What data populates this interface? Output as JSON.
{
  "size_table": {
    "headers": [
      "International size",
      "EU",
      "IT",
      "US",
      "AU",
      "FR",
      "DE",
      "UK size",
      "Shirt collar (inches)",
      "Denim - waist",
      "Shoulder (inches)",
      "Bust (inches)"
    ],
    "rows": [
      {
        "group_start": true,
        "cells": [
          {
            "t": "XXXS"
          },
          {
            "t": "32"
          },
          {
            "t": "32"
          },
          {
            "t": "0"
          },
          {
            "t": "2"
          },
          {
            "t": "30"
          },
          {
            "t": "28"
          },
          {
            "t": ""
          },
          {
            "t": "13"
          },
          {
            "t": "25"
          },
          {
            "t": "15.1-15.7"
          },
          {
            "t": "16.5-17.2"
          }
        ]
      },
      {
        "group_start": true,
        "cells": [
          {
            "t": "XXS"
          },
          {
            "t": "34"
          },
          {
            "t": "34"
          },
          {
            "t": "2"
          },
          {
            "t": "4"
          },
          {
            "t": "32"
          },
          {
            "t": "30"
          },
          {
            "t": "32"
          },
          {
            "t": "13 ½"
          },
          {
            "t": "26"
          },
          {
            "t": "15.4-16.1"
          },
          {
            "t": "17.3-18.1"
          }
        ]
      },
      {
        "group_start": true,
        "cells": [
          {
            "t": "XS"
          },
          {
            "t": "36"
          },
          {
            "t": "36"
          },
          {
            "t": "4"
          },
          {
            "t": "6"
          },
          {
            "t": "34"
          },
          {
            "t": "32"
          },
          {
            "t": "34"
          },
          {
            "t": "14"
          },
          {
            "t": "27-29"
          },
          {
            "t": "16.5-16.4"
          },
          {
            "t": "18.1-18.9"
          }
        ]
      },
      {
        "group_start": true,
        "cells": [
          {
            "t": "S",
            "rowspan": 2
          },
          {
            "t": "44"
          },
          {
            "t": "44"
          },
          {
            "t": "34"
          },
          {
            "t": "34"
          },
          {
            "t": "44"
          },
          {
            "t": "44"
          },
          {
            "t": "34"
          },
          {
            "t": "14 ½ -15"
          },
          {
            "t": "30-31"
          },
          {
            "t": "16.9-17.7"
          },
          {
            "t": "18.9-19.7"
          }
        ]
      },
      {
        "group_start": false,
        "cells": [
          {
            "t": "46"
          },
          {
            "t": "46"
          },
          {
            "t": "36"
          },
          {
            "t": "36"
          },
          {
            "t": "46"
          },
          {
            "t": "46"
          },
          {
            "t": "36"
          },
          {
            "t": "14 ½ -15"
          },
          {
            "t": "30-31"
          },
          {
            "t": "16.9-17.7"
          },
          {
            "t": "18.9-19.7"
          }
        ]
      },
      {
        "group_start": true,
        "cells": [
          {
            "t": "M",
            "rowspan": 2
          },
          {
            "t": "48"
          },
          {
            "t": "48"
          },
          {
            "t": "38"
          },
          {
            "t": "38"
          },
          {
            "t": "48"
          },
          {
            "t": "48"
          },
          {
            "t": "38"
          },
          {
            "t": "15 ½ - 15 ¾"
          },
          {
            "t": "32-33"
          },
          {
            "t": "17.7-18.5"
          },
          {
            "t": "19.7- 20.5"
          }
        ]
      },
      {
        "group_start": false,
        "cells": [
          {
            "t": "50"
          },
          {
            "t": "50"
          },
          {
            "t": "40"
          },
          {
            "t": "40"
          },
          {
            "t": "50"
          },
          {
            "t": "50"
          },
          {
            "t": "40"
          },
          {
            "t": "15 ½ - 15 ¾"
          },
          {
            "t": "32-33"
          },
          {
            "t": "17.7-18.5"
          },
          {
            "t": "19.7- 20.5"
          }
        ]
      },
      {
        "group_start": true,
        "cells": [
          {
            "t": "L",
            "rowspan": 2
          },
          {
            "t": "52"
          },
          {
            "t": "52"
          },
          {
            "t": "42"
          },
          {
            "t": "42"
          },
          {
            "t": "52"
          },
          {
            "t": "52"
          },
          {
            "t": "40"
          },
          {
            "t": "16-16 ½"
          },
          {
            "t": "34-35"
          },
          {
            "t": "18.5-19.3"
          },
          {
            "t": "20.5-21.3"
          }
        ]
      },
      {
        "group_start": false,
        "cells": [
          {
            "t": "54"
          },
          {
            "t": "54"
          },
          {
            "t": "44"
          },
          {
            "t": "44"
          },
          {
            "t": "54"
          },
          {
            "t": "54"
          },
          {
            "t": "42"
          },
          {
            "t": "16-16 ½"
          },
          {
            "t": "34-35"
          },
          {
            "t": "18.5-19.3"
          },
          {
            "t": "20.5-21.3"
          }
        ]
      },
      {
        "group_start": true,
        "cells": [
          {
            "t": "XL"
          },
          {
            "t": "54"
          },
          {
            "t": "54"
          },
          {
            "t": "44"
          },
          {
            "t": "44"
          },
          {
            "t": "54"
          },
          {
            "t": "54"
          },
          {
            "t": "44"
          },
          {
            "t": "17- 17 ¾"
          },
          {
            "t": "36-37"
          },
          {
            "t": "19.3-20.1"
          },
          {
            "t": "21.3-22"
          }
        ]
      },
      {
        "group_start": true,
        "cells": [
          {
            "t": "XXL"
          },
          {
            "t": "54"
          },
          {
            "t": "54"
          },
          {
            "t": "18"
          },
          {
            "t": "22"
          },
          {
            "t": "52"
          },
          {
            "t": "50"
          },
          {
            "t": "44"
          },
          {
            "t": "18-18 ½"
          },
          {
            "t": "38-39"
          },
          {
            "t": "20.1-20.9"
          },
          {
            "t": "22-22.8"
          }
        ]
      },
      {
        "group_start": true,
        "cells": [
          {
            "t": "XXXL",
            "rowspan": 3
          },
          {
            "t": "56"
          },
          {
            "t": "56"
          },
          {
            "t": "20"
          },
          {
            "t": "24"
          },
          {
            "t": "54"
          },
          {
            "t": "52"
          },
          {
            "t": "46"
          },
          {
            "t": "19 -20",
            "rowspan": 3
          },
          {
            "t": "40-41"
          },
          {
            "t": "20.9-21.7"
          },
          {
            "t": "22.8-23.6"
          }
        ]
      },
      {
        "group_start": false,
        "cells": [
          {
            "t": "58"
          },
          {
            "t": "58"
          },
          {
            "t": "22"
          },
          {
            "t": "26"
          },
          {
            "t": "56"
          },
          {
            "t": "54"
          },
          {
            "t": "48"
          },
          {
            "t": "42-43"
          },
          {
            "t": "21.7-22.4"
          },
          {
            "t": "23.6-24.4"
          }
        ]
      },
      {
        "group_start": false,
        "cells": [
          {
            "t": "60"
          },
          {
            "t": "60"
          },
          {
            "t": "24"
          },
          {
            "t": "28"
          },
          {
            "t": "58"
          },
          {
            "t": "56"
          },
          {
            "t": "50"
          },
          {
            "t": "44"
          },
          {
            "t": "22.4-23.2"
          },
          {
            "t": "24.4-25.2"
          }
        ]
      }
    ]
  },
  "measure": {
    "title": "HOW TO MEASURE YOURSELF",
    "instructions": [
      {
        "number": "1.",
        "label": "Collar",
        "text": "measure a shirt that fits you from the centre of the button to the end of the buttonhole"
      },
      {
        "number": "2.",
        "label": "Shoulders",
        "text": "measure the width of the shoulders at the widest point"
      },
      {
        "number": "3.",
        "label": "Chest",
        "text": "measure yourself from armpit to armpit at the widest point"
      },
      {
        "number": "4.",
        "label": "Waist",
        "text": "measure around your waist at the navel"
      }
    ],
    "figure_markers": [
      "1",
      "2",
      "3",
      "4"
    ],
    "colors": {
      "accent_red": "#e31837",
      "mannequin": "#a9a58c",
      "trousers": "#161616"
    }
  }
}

##########

Copy all of the material word for word.

What data populates this interface? Output as JSON.
{
  "size_table": {
    "headers": [
      "International size",
      "EU",
      "IT",
      "US",
      "AU",
      "FR",
      "DE",
      "UK size",
      "Shirt collar (inches)",
      "Denim - waist",
      "Shoulder (inches)",
      "Bust (inches)"
    ],
    "rows": [
      {
        "group_start": true,
        "cells": [
          {
            "t": "XXXS"
          },
          {
            "t": "32"
          },
          {
            "t": "32"
          },
          {
            "t": "0"
          },
          {
            "t": "2"
          },
          {
            "t": "30"
          },
          {
            "t": "28"
          },
          {
            "t": ""
          },
          {
            "t": "13"
          },
          {
            "t": "25"
          },
          {
            "t": "15.1-15.7"
          },
          {
            "t": "16.5-17.2"
          }
        ]
      },
      {
        "group_start": true,
        "cells": [
          {
            "t": "XXS"
          },
          {
            "t": "34"
          },
          {
            "t": "34"
          },
          {
            "t": "2"
          },
          {
            "t": "4"
          },
          {
            "t": "32"
          },
          {
            "t": "30"
          },
          {
            "t": "32"
          },
          {
            "t": "13 ½"
          },
          {
            "t": "26"
          },
          {
            "t": "15.4-16.1"
          },
          {
            "t": "17.3-18.1"
          }
        ]
      },
      {
        "group_start": true,
        "cells": [
          {
            "t": "XS"
          },
          {
            "t": "36"
          },
          {
            "t": "36"
          },
          {
            "t": "4"
          },
          {
            "t": "6"
          },
          {
            "t": "34"
          },
          {
            "t": "32"
          },
          {
            "t": "34"
          },
          {
            "t": "14"
          },
          {
            "t": "27-29"
          },
          {
            "t": "16.5-16.4"
          },
          {
            "t": "18.1-18.9"
          }
        ]
      },
      {
        "group_start": true,
        "cells": [
          {
            "t": "S",
            "rowspan": 2
          },
          {
            "t": "44"
          },
          {
            "t": "44"
          },
          {
            "t": "34"
          },
          {
            "t": "34"
          },
          {
            "t": "44"
          },
          {
            "t": "44"
          },
          {
            "t": "34"
          },
          {
            "t": "14 ½ -15"
          },
          {
            "t": "30-31"
          },
          {
            "t": "16.9-17.7"
          },
          {
            "t": "18.9-19.7"
          }
        ]
      },
      {
        "group_start": false,
        "cells": [
          {
            "t": "46"
          },
          {
            "t": "46"
          },
          {
            "t": "36"
          },
          {
            "t": "36"
          },
          {
            "t": "46"
          },
          {
            "t": "46"
          },
          {
            "t": "36"
          },
          {
            "t": "14 ½ -15"
          },
          {
            "t": "30-31"
          },
          {
            "t": "16.9-17.7"
          },
          {
            "t": "18.9-19.7"
          }
        ]
      },
      {
        "group_start": true,
        "cells": [
          {
            "t": "M",
            "rowspan": 2
          },
          {
            "t": "48"
          },
          {
            "t": "48"
          },
          {
            "t": "38"
          },
          {
            "t": "38"
          },
          {
            "t": "48"
          },
          {
            "t": "48"
          },
          {
            "t": "38"
          },
          {
            "t": "15 ½ - 15 ¾"
          },
          {
            "t": "32-33"
          },
          {
            "t": "17.7-18.5"
          },
          {
            "t": "19.7- 20.5"
          }
        ]
      },
      {
        "group_start": false,
        "cells": [
          {
            "t": "50"
          },
          {
            "t": "50"
          },
          {
            "t": "40"
          },
          {
            "t": "40"
          },
          {
            "t": "50"
          },
          {
            "t": "50"
          },
          {
            "t": "40"
          },
          {
            "t": "15 ½ - 15 ¾"
          },
          {
            "t": "32-33"
          },
          {
            "t": "17.7-18.5"
          },
          {
            "t": "19.7- 20.5"
          }
        ]
      },
      {
        "group_start": true,
        "cells": [
          {
            "t": "L",
            "rowspan": 2
          },
          {
            "t": "52"
          },
          {
            "t": "52"
          },
          {
            "t": "42"
          },
          {
            "t": "42"
          },
          {
            "t": "52"
          },
          {
            "t": "52"
          },
          {
            "t": "40"
          },
          {
            "t": "16-16 ½"
          },
          {
            "t": "34-35"
          },
          {
            "t": "18.5-19.3"
          },
          {
            "t": "20.5-21.3"
          }
        ]
      },
      {
        "group_start": false,
        "cells": [
          {
            "t": "54"
          },
          {
            "t": "54"
          },
          {
            "t": "44"
          },
          {
            "t": "44"
          },
          {
            "t": "54"
          },
          {
            "t": "54"
          },
          {
            "t": "42"
          },
          {
            "t": "16-16 ½"
          },
          {
            "t": "34-35"
          },
          {
            "t": "18.5-19.3"
          },
          {
            "t": "20.5-21.3"
          }
        ]
      },
      {
        "group_start": true,
        "cells": [
          {
            "t": "XL"
          },
          {
            "t": "54"
          },
          {
            "t": "54"
          },
          {
            "t": "44"
          },
          {
            "t": "44"
          },
          {
            "t": "54"
          },
          {
            "t": "54"
          },
          {
            "t": "44"
          },
          {
            "t": "17- 17 ¾"
          },
          {
            "t": "36-37"
          },
          {
            "t": "19.3-20.1"
          },
          {
            "t": "21.3-22"
          }
        ]
      },
      {
        "group_start": true,
        "cells": [
          {
            "t": "XXL"
          },
          {
            "t": "54"
          },
          {
            "t": "54"
          },
          {
            "t": "18"
          },
          {
            "t": "22"
          },
          {
            "t": "52"
          },
          {
            "t": "50"
          },
          {
            "t": "44"
          },
          {
            "t": "18-18 ½"
          },
          {
            "t": "38-39"
          },
          {
            "t": "20.1-20.9"
          },
          {
            "t": "22-22.8"
          }
        ]
      },
      {
        "group_start": true,
        "cells": [
          {
            "t": "XXXL",
            "rowspan": 3
          },
          {
            "t": "56"
          },
          {
            "t": "56"
          },
          {
            "t": "20"
          },
          {
            "t": "24"
          },
          {
            "t": "54"
          },
          {
            "t": "52"
          },
          {
            "t": "46"
          },
          {
            "t": "19 -20",
            "rowspan": 3
          },
          {
            "t": "40-41"
          },
          {
            "t": "20.9-21.7"
          },
          {
            "t": "22.8-23.6"
          }
        ]
      },
      {
        "group_start": false,
        "cells": [
          {
            "t": "58"
          },
          {
            "t": "58"
          },
          {
            "t": "22"
          },
          {
            "t": "26"
          },
          {
            "t": "56"
          },
          {
            "t": "54"
          },
          {
            "t": "48"
          },
          {
            "t": "42-43"
          },
          {
            "t": "21.7-22.4"
          },
          {
            "t": "23.6-24.4"
          }
        ]
      },
      {
        "group_start": false,
        "cells": [
          {
            "t": "60"
          },
          {
            "t": "60"
          },
          {
            "t": "24"
          },
          {
            "t": "28"
          },
          {
            "t": "58"
          },
          {
            "t": "56"
          },
          {
            "t": "50"
          },
          {
            "t": "44"
          },
          {
            "t": "22.4-23.2"
          },
          {
            "t": "24.4-25.2"
          }
        ]
      }
    ]
  },
  "measure": {
    "title": "HOW TO MEASURE YOURSELF",
    "instructions": [
      {
        "number": "1.",
        "label": "Collar",
        "text": "measure a shirt that fits you from the centre of the button to the end of the buttonhole"
      },
      {
        "number": "2.",
        "label": "Shoulders",
        "text": "measure the width of the shoulders at the widest point"
      },
      {
        "number": "3.",
        "label": "Chest",
        "text": "measure yourself from armpit to armpit at the widest point"
      },
      {
        "number": "4.",
        "label": "Waist",
        "text": "measure around your waist at the navel"
      }
    ],
    "figure_markers": [
      "1",
      "2",
      "3",
      "4"
    ],
    "colors": {
      "accent_red": "#e31837",
      "mannequin": "#a9a58c",
      "trousers": "#161616"
    }
  }
}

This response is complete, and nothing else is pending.